--- Data excerpts ---

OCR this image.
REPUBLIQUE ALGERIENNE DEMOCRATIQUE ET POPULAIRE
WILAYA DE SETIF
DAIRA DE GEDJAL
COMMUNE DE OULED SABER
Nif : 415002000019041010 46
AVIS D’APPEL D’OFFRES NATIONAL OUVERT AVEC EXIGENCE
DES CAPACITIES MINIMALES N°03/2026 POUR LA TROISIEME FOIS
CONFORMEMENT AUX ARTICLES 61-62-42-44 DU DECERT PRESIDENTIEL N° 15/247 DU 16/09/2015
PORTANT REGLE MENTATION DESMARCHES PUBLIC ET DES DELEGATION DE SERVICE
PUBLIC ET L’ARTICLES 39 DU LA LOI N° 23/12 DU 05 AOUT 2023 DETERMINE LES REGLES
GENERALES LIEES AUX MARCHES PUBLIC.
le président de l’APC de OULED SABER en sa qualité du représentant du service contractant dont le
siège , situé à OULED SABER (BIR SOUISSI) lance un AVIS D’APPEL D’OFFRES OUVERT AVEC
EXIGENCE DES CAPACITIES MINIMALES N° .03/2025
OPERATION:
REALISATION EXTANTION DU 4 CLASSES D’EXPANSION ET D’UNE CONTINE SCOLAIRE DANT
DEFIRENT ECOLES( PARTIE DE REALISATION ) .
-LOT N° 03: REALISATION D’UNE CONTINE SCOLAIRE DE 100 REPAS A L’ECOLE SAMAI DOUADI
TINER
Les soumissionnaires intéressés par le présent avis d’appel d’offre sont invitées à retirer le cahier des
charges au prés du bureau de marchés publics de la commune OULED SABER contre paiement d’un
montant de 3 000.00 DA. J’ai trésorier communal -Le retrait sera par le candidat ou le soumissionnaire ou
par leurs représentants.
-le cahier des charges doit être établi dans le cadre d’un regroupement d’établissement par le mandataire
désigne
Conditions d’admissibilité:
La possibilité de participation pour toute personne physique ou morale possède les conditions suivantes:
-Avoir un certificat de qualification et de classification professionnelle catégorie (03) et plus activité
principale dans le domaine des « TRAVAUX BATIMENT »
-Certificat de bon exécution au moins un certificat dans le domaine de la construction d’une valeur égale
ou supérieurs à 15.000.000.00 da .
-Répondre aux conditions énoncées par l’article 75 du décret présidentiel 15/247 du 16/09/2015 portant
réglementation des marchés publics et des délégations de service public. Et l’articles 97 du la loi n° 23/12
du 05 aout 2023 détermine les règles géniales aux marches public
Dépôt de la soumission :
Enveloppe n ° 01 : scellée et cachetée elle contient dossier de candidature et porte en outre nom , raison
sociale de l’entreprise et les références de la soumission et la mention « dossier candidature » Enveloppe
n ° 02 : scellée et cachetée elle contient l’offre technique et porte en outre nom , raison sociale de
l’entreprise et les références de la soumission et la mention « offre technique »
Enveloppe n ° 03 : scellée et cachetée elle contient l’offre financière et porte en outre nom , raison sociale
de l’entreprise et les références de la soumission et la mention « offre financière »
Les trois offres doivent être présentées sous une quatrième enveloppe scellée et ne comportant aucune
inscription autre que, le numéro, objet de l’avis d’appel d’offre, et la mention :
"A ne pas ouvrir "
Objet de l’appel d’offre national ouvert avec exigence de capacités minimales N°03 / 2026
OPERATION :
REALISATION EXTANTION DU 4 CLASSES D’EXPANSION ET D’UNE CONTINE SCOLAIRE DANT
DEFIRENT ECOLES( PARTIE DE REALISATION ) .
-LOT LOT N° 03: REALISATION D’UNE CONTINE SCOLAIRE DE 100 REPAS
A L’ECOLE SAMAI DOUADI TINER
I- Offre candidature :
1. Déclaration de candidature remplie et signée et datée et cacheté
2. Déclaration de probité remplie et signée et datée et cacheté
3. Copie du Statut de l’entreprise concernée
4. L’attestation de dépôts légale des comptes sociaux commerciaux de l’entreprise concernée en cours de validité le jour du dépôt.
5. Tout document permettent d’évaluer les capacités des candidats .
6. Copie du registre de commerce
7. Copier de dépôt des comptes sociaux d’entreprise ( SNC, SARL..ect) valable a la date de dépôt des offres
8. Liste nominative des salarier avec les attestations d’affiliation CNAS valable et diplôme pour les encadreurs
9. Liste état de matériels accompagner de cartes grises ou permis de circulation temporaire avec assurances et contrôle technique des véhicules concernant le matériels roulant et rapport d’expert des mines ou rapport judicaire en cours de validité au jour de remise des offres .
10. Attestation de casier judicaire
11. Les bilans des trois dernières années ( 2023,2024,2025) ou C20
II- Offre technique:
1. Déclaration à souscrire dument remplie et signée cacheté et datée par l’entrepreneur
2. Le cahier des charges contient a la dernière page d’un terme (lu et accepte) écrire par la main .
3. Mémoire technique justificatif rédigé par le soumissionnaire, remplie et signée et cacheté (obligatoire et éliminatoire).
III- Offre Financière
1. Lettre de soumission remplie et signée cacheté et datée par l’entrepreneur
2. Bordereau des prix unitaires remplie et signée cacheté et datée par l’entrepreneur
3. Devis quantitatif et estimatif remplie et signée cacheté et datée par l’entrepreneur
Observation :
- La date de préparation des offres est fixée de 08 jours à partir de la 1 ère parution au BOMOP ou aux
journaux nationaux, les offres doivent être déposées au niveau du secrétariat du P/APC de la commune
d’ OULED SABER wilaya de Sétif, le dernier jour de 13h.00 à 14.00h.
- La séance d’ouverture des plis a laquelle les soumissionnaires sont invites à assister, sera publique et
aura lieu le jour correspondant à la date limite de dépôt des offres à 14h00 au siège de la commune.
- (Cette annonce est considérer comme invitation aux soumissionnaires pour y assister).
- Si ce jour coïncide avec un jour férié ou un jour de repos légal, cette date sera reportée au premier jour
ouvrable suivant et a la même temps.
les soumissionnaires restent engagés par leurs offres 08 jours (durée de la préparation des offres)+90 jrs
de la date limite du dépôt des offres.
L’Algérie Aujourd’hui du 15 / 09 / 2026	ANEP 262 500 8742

---

_What is required_:
Copy all the records above exactly, missing none.

_Response to this task_:
OCR this image.
REPUBLIQUE ALGERIENNE DEMOCRATIQUE ET POPULAIRE
WILAYA DE SETIF
DAIRA DE GEDJAL
COMMUNE DE OULED SABER
Nif : 415002000019041010 46
AVIS D’APPEL D’OFFRES NATIONAL OUVERT AVEC EXIGENCE
DES CAPACITIES MINIMALES N°03/2026 POUR LA TROISIEME FOIS
CONFORMEMENT AUX ARTICLES 61-62-42-44 DU DECERT PRESIDENTIEL N° 15/247 DU 16/09/2015
PORTANT REGLE MENTATION DESMARCHES PUBLIC ET DES DELEGATION DE SERVICE
PUBLIC ET L’ARTICLES 39 DU LA LOI N° 23/12 DU 05 AOUT 2023 DETERMINE LES REGLES
GENERALES LIEES AUX MARCHES PUBLIC.
le président de l’APC de OULED SABER en sa qualité du représentant du service contractant dont le
siège , situé à OULED SABER (BIR SOUISSI) lance un AVIS D’APPEL D’OFFRES OUVERT AVEC
EXIGENCE DES CAPACITIES MINIMALES N° .03/2025
OPERATION:
REALISATION EXTANTION DU 4 CLASSES D’EXPANSION ET D’UNE CONTINE SCOLAIRE DANT
DEFIRENT ECOLES( PARTIE DE REALISATION ) .
-LOT N° 03: REALISATION D’UNE CONTINE SCOLAIRE DE 100 REPAS A L’ECOLE SAMAI DOUADI
TINER
Les soumissionnaires intéressés par le présent avis d’appel d’offre sont invitées à retirer le cahier des
charges au prés du bureau de marchés publics de la commune OULED SABER contre paiement d’un
montant de 3 000.00 DA. J’ai trésorier communal -Le retrait sera par le candidat ou le soumissionnaire ou
par leurs représentants.
-le cahier des charges doit être établi dans le cadre d’un regroupement d’établissement par le mandataire
désigne
Conditions d’admissibilité:
La possibilité de participation pour toute personne physique ou morale possède les conditions suivantes:
-Avoir un certificat de qualification et de classification professionnelle catégorie (03) et plus activité
principale dans le domaine des « TRAVAUX BATIMENT »
-Certificat de bon exécution au moins un certificat dans le domaine de la construction d’une valeur égale
ou supérieurs à 15.000.000.00 da .
-Répondre aux conditions énoncées par l’article 75 du décret présidentiel 15/247 du 16/09/2015 portant
réglementation des marchés publics et des délégations de service public. Et l’articles 97 du la loi n° 23/12
du 05 aout 2023 détermine les règles géniales aux marches public
Dépôt de la soumission :
Enveloppe n ° 01 : scellée et cachetée elle contient dossier de candidature et porte en outre nom , raison
sociale de l’entreprise et les références de la soumission et la mention « dossier candidature » Enveloppe
n ° 02 : scellée et cachetée elle contient l’offre technique et porte en outre nom , raison sociale de
l’entreprise et les références de la soumission et la mention « offre technique »
Enveloppe n ° 03 : scellée et cachetée elle contient l’offre financière et porte en outre nom , raison sociale
de l’entreprise et les références de la soumission et la mention « offre financière »
Les trois offres doivent être présentées sous une quatrième enveloppe scellée et ne comportant aucune
inscription autre que, le numéro, objet de l’avis d’appel d’offre, et la mention :
"A ne pas ouvrir "
Objet de l’appel d’offre national ouvert avec exigence de capacités minimales N°03 / 2026
OPERATION :
REALISATION EXTANTION DU 4 CLASSES D’EXPANSION ET D’UNE CONTINE SCOLAIRE DANT
DEFIRENT ECOLES( PARTIE DE REALISATION ) .
-LOT LOT N° 03: REALISATION D’UNE CONTINE SCOLAIRE DE 100 REPAS
A L’ECOLE SAMAI DOUADI TINER
I- Offre candidature :
1. Déclaration de candidature remplie et signée et datée et cacheté
2. Déclaration de probité remplie et signée et datée et cacheté
3. Copie du Statut de l’entreprise concernée
4. L’attestation de dépôts légale des comptes sociaux commerciaux de l’entreprise concernée en cours de validité le jour du dépôt.
5. Tout document permettent d’évaluer les capacités des candidats .
6. Copie du registre de commerce
7. Copier de dépôt des comptes sociaux d’entreprise ( SNC, SARL..ect) valable a la date de dépôt des offres
8. Liste nominative des salarier avec les attestations d’affiliation CNAS valable et diplôme pour les encadreurs
9. Liste état de matériels accompagner de cartes grises ou permis de circulation temporaire avec assurances et contrôle technique des véhicules concernant le matériels roulant et rapport d’expert des mines ou rapport judicaire en cours de validité au jour de remise des offres .
10. Attestation de casier judicaire
11. Les bilans des trois dernières années ( 2023,2024,2025) ou C20
II- Offre technique:
1. Déclaration à souscrire dument remplie et signée cacheté et datée par l’entrepreneur
2. Le cahier des charges contient a la dernière page d’un terme (lu et accepte) écrire par la main .
3. Mémoire technique justificatif rédigé par le soumissionnaire, remplie et signée et cacheté (obligatoire et éliminatoire).
III- Offre Financière
1. Lettre de soumission remplie et signée cacheté et datée par l’entrepreneur
2. Bordereau des prix unitaires remplie et signée cacheté et datée par l’entrepreneur
3. Devis quantitatif et estimatif remplie et signée cacheté et datée par l’entrepreneur
Observation :
- La date de préparation des offres est fixée de 08 jours à partir de la 1 ère parution au BOMOP ou aux
journaux nationaux, les offres doivent être déposées au niveau du secrétariat du P/APC de la commune
d’ OULED SABER wilaya de Sétif, le dernier jour de 13h.00 à 14.00h.
- La séance d’ouverture des plis a laquelle les soumissionnaires sont invites à assister, sera publique et
aura lieu le jour correspondant à la date limite de dépôt des offres à 14h00 au siège de la commune.
- (Cette annonce est considérer comme invitation aux soumissionnaires pour y assister).
- Si ce jour coïncide avec un jour férié ou un jour de repos légal, cette date sera reportée au premier jour
ouvrable suivant et a la même temps.
les soumissionnaires restent engagés par leurs offres 08 jours (durée de la préparation des offres)+90 jrs
de la date limite du dépôt des offres.
L’Algérie Aujourd’hui du 15 / 09 / 2026	ANEP 262 500 8742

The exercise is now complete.